◆ **Dataset**:

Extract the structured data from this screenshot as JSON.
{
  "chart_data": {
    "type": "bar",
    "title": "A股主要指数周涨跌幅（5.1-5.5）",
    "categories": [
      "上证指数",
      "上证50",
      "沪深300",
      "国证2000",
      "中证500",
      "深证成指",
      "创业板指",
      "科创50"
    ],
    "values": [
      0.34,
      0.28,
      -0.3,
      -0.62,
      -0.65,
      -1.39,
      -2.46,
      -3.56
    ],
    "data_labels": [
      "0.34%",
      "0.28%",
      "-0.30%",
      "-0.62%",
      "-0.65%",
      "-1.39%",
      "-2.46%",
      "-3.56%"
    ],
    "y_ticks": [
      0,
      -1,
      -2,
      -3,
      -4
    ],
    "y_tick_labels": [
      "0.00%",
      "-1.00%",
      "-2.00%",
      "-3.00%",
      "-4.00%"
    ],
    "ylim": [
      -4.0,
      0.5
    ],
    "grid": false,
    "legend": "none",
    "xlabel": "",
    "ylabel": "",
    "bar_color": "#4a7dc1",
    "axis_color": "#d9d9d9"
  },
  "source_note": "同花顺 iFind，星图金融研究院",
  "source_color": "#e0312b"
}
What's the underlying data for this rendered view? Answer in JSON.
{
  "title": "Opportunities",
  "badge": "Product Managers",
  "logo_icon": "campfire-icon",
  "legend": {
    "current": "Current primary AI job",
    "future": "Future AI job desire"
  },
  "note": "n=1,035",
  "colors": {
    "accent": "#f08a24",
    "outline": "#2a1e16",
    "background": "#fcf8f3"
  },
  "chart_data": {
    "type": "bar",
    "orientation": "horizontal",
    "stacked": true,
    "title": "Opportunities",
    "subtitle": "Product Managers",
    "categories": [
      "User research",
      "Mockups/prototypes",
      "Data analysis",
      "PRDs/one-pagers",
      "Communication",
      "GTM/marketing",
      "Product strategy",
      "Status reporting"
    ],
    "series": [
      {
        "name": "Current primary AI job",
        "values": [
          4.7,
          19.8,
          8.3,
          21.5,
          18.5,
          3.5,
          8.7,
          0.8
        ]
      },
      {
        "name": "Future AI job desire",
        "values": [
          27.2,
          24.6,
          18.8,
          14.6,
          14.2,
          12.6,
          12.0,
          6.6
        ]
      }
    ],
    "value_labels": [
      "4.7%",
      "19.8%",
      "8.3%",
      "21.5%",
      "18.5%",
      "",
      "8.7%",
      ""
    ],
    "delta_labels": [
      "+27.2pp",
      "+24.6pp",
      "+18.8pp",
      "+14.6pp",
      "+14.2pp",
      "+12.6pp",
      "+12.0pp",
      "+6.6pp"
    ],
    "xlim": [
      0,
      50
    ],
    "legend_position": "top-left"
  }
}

◆ **Stated problem**:
From the data above, copy each line that holds "Managers".

◆ **Task result**:
  "badge": "Product Managers",
    "subtitle": "Product Managers",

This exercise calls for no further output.